** Required task **
Copy out all the lines where "значение" shows up.

--- Records for the task ---

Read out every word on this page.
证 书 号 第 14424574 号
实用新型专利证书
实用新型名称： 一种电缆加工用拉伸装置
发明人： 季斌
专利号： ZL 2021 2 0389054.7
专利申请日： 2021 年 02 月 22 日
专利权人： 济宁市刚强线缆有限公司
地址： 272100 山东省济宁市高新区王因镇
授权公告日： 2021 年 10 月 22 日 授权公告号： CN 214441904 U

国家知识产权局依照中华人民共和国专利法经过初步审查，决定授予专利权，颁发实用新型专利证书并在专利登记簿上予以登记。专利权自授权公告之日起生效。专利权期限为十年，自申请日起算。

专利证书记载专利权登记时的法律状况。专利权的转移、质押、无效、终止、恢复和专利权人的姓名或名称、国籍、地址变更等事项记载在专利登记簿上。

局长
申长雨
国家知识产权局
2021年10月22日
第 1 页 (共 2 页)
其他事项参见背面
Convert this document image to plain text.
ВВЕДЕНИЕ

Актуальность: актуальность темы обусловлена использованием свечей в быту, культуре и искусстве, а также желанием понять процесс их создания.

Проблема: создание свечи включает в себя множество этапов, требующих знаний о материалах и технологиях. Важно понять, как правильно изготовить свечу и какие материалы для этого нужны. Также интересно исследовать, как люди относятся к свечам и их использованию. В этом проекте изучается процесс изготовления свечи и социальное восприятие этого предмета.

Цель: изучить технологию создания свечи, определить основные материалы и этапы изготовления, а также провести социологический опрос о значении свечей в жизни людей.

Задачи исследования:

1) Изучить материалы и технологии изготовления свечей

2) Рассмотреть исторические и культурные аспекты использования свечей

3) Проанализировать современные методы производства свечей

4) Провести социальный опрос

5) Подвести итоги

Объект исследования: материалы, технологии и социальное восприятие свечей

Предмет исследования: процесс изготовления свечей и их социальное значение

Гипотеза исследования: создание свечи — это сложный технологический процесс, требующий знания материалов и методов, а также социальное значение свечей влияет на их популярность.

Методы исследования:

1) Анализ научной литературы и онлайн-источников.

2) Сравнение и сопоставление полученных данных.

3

---

** Result **
Предмет исследования: процесс изготовления свечей и их социальное значение
Гипотеза исследования: создание свечи — это сложный технологический процесс, требующий знания материалов и методов, а также социальное значение свечей влияет на их популярность.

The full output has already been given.